> **The problem**: Reproduce the listing below in its entirety. Change nothing.
Start
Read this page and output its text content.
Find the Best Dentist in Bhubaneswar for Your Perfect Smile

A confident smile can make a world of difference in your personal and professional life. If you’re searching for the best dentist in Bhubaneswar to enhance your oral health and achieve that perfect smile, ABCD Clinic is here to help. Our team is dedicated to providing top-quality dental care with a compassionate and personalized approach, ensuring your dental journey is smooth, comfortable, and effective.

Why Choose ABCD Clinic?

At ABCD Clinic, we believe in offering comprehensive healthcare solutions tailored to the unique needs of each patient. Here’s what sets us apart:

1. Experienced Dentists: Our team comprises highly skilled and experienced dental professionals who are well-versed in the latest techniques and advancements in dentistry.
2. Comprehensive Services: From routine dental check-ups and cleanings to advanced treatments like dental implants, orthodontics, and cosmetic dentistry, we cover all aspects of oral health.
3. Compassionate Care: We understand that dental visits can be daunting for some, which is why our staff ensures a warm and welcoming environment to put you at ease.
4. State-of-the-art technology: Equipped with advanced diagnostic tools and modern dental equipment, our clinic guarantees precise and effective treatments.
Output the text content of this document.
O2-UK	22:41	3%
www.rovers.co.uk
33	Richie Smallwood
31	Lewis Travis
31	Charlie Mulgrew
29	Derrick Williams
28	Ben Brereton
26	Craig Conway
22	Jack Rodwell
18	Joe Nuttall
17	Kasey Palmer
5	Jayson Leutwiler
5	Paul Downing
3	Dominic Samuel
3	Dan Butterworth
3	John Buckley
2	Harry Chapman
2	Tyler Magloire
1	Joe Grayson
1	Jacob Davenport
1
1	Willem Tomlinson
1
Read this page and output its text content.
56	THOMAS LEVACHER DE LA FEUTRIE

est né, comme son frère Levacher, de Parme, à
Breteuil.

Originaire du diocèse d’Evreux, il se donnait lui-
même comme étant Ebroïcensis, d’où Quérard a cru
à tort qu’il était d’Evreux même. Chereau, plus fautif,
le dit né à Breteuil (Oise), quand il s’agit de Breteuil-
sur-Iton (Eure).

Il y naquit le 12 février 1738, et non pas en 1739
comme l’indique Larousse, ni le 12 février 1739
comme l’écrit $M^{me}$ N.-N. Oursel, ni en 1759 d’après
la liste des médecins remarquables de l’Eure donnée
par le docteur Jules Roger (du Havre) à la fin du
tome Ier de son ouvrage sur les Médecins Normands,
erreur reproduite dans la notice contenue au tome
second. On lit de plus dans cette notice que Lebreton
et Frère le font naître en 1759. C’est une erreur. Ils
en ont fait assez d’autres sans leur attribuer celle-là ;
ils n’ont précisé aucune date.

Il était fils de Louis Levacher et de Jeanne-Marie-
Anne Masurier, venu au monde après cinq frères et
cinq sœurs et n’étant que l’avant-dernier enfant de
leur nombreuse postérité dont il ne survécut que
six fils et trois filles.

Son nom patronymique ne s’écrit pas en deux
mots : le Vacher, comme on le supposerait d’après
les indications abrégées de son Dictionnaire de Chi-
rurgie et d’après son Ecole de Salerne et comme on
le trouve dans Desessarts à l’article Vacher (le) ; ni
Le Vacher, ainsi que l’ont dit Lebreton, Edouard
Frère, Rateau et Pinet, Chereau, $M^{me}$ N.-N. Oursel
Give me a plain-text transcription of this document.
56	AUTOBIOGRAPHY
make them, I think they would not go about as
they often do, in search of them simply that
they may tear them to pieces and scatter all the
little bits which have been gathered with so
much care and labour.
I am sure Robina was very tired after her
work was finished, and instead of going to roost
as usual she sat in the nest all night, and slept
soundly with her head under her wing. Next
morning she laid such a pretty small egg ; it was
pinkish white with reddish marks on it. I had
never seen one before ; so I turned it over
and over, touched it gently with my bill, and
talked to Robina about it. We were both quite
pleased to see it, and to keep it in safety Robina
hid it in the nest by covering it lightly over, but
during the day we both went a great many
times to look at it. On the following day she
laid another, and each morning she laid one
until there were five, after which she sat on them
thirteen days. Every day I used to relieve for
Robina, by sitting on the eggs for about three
End
> **Exercise answer**:
Read this page and output its text content.
Find the Best Dentist in Bhubaneswar for Your Perfect Smile

A confident smile can make a world of difference in your personal and professional life. If you’re searching for the best dentist in Bhubaneswar to enhance your oral health and achieve that perfect smile, ABCD Clinic is here to help. Our team is dedicated to providing top-quality dental care with a compassionate and personalized approach, ensuring your dental journey is smooth, comfortable, and effective.

Why Choose ABCD Clinic?

At ABCD Clinic, we believe in offering comprehensive healthcare solutions tailored to the unique needs of each patient. Here’s what sets us apart:

1. Experienced Dentists: Our team comprises highly skilled and experienced dental professionals who are well-versed in the latest techniques and advancements in dentistry.
2. Comprehensive Services: From routine dental check-ups and cleanings to advanced treatments like dental implants, orthodontics, and cosmetic dentistry, we cover all aspects of oral health.
3. Compassionate Care: We understand that dental visits can be daunting for some, which is why our staff ensures a warm and welcoming environment to put you at ease.
4. State-of-the-art technology: Equipped with advanced diagnostic tools and modern dental equipment, our clinic guarantees precise and effective treatments.
Output the text content of this document.
O2-UK	22:41	3%
www.rovers.co.uk
33	Richie Smallwood
31	Lewis Travis
31	Charlie Mulgrew
29	Derrick Williams
28	Ben Brereton
26	Craig Conway
22	Jack Rodwell
18	Joe Nuttall
17	Kasey Palmer
5	Jayson Leutwiler
5	Paul Downing
3	Dominic Samuel
3	Dan Butterworth
3	John Buckley
2	Harry Chapman
2	Tyler Magloire
1	Joe Grayson
1	Jacob Davenport
1
1	Willem Tomlinson
1
Read this page and output its text content.
56	THOMAS LEVACHER DE LA FEUTRIE

est né, comme son frère Levacher, de Parme, à
Breteuil.

Originaire du diocèse d’Evreux, il se donnait lui-
même comme étant Ebroïcensis, d’où Quérard a cru
à tort qu’il était d’Evreux même. Chereau, plus fautif,
le dit né à Breteuil (Oise), quand il s’agit de Breteuil-
sur-Iton (Eure).

Il y naquit le 12 février 1738, et non pas en 1739
comme l’indique Larousse, ni le 12 février 1739
comme l’écrit $M^{me}$ N.-N. Oursel, ni en 1759 d’après
la liste des médecins remarquables de l’Eure donnée
par le docteur Jules Roger (du Havre) à la fin du
tome Ier de son ouvrage sur les Médecins Normands,
erreur reproduite dans la notice contenue au tome
second. On lit de plus dans cette notice que Lebreton
et Frère le font naître en 1759. C’est une erreur. Ils
en ont fait assez d’autres sans leur attribuer celle-là ;
ils n’ont précisé aucune date.

Il était fils de Louis Levacher et de Jeanne-Marie-
Anne Masurier, venu au monde après cinq frères et
cinq sœurs et n’étant que l’avant-dernier enfant de
leur nombreuse postérité dont il ne survécut que
six fils et trois filles.

Son nom patronymique ne s’écrit pas en deux
mots : le Vacher, comme on le supposerait d’après
les indications abrégées de son Dictionnaire de Chi-
rurgie et d’après son Ecole de Salerne et comme on
le trouve dans Desessarts à l’article Vacher (le) ; ni
Le Vacher, ainsi que l’ont dit Lebreton, Edouard
Frère, Rateau et Pinet, Chereau, $M^{me}$ N.-N. Oursel
Give me a plain-text transcription of this document.
56	AUTOBIOGRAPHY
make them, I think they would not go about as
they often do, in search of them simply that
they may tear them to pieces and scatter all the
little bits which have been gathered with so
much care and labour.
I am sure Robina was very tired after her
work was finished, and instead of going to roost
as usual she sat in the nest all night, and slept
soundly with her head under her wing. Next
morning she laid such a pretty small egg ; it was
pinkish white with reddish marks on it. I had
never seen one before ; so I turned it over
and over, touched it gently with my bill, and
talked to Robina about it. We were both quite
pleased to see it, and to keep it in safety Robina
hid it in the nest by covering it lightly over, but
during the day we both went a great many
times to look at it. On the following day she
laid another, and each morning she laid one
until there were five, after which she sat on them
thirteen days. Every day I used to relieve for
Robina, by sitting on the eggs for about three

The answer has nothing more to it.